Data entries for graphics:
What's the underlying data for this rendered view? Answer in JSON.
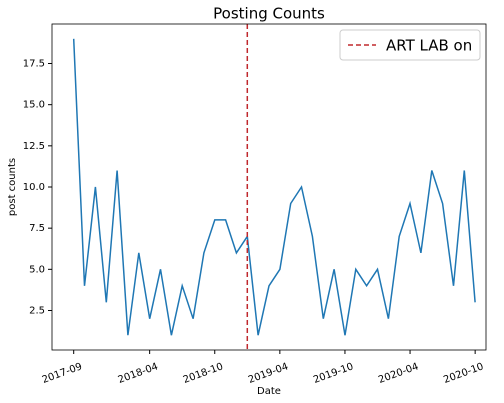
{
  "chart_data": {
    "type": "line",
    "title": "Posting Counts",
    "xlabel": "Date",
    "ylabel": "post counts",
    "x": [
      "2017-09",
      "2017-10",
      "2017-11",
      "2017-12",
      "2018-01",
      "2018-02",
      "2018-03",
      "2018-04",
      "2018-05",
      "2018-06",
      "2018-07",
      "2018-08",
      "2018-09",
      "2018-10",
      "2018-11",
      "2018-12",
      "2019-01",
      "2019-02",
      "2019-03",
      "2019-04",
      "2019-05",
      "2019-06",
      "2019-07",
      "2019-08",
      "2019-09",
      "2019-10",
      "2019-11",
      "2019-12",
      "2020-01",
      "2020-02",
      "2020-03",
      "2020-04",
      "2020-05",
      "2020-06",
      "2020-07",
      "2020-08",
      "2020-09",
      "2020-10"
    ],
    "series": [
      {
        "name": "post counts",
        "color": "#1f77b4",
        "values": [
          19,
          4,
          10,
          3,
          11,
          1,
          6,
          2,
          5,
          1,
          4,
          2,
          6,
          8,
          8,
          6,
          7,
          1,
          4,
          5,
          9,
          10,
          7,
          2,
          5,
          1,
          5,
          4,
          5,
          2,
          7,
          9,
          6,
          11,
          9,
          4,
          11,
          3
        ]
      }
    ],
    "vline": {
      "name": "ART LAB on",
      "x": "2019-01",
      "color": "#c0282d"
    },
    "xlim": [
      "2017-07",
      "2020-11"
    ],
    "xticks": [
      "2017-09",
      "2018-04",
      "2018-10",
      "2019-04",
      "2019-10",
      "2020-04",
      "2020-10"
    ],
    "ylim": [
      0.1,
      19.9
    ],
    "yticks": [
      2.5,
      {
        "value": 5,
        "label": "5.0"
      },
      7.5,
      {
        "value": 10,
        "label": "10.0"
      },
      12.5,
      {
        "value": 15,
        "label": "15.0"
      },
      17.5
    ],
    "grid": false,
    "legend": "upper right"
  }
}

Problem description: Write out the data precisely as given, excluding the pictures.

Written response:
What's the underlying data for this rendered view? Answer in JSON.
{
  "chart_data": {
    "type": "line",
    "title": "Posting Counts",
    "xlabel": "Date",
    "ylabel": "post counts",
    "x": [
      "2017-09",
      "2017-10",
      "2017-11",
      "2017-12",
      "2018-01",
      "2018-02",
      "2018-03",
      "2018-04",
      "2018-05",
      "2018-06",
      "2018-07",
      "2018-08",
      "2018-09",
      "2018-10",
      "2018-11",
      "2018-12",
      "2019-01",
      "2019-02",
      "2019-03",
      "2019-04",
      "2019-05",
      "2019-06",
      "2019-07",
      "2019-08",
      "2019-09",
      "2019-10",
      "2019-11",
      "2019-12",
      "2020-01",
      "2020-02",
      "2020-03",
      "2020-04",
      "2020-05",
      "2020-06",
      "2020-07",
      "2020-08",
      "2020-09",
      "2020-10"
    ],
    "series": [
      {
        "name": "post counts",
        "color": "#1f77b4",
        "values": [
          19,
          4,
          10,
          3,
          11,
          1,
          6,
          2,
          5,
          1,
          4,
          2,
          6,
          8,
          8,
          6,
          7,
          1,
          4,
          5,
          9,
          10,
          7,
          2,
          5,
          1,
          5,
          4,
          5,
          2,
          7,
          9,
          6,
          11,
          9,
          4,
          11,
          3
        ]
      }
    ],
    "vline": {
      "name": "ART LAB on",
      "x": "2019-01",
      "color": "#c0282d"
    },
    "xlim": [
      "2017-07",
      "2020-11"
    ],
    "xticks": [
      "2017-09",
      "2018-04",
      "2018-10",
      "2019-04",
      "2019-10",
      "2020-04",
      "2020-10"
    ],
    "ylim": [
      0.1,
      19.9
    ],
    "yticks": [
      2.5,
      {
        "value": 5,
        "label": "5.0"
      },
      7.5,
      {
        "value": 10,
        "label": "10.0"
      },
      12.5,
      {
        "value": 15,
        "label": "15.0"
      },
      17.5
    ],
    "grid": false,
    "legend": "upper right"
  }
}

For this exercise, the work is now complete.